— Start Supplied data —
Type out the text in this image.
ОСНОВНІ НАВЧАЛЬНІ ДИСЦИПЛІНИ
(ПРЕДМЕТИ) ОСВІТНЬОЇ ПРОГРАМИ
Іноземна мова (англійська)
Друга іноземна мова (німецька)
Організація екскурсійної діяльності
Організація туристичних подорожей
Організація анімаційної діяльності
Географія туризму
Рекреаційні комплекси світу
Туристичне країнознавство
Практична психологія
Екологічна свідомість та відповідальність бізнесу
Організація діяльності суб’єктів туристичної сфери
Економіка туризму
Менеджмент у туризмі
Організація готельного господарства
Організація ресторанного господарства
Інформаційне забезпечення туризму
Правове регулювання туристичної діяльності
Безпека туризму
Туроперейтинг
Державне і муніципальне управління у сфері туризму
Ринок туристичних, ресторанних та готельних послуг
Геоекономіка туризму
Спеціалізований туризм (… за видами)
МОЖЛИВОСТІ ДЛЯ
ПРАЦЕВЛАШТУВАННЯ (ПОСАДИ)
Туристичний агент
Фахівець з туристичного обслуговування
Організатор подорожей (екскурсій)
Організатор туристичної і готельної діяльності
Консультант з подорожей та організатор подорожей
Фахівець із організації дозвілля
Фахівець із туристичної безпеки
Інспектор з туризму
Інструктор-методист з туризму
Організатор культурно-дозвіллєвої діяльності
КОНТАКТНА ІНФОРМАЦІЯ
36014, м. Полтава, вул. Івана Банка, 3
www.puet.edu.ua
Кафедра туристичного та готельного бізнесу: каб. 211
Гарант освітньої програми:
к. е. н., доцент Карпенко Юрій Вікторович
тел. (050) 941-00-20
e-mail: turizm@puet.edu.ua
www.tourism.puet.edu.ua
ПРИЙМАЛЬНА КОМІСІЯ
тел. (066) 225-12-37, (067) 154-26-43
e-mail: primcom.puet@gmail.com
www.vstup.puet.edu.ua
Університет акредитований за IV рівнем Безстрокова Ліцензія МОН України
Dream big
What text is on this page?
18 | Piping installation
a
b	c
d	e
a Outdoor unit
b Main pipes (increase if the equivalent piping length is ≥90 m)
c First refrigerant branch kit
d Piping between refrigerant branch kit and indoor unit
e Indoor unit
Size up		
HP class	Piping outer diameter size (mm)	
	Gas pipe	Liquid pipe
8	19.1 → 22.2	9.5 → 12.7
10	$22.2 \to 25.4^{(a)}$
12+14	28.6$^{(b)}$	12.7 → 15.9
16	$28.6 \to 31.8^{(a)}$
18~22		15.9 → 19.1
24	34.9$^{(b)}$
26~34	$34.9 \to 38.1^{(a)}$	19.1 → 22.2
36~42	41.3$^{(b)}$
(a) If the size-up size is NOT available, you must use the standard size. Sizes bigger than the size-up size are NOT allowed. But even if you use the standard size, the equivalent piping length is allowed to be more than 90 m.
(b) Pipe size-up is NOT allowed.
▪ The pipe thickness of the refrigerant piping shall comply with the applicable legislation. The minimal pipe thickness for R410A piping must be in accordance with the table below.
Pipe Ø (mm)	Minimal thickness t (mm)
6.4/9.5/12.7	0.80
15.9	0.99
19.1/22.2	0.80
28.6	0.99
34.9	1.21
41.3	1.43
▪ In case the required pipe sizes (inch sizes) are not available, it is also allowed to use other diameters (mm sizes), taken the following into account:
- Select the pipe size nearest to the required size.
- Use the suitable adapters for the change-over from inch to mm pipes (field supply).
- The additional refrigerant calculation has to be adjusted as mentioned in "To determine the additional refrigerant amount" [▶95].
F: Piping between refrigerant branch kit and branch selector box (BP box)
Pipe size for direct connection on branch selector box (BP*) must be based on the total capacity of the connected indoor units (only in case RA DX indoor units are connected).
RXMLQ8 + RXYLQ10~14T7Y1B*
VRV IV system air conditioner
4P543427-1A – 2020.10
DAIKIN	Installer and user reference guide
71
— End Supplied data —
• What you have to do:
Tally up the lines in the records containing the word "Організація", then give the count and nothing else.

• Task output:
6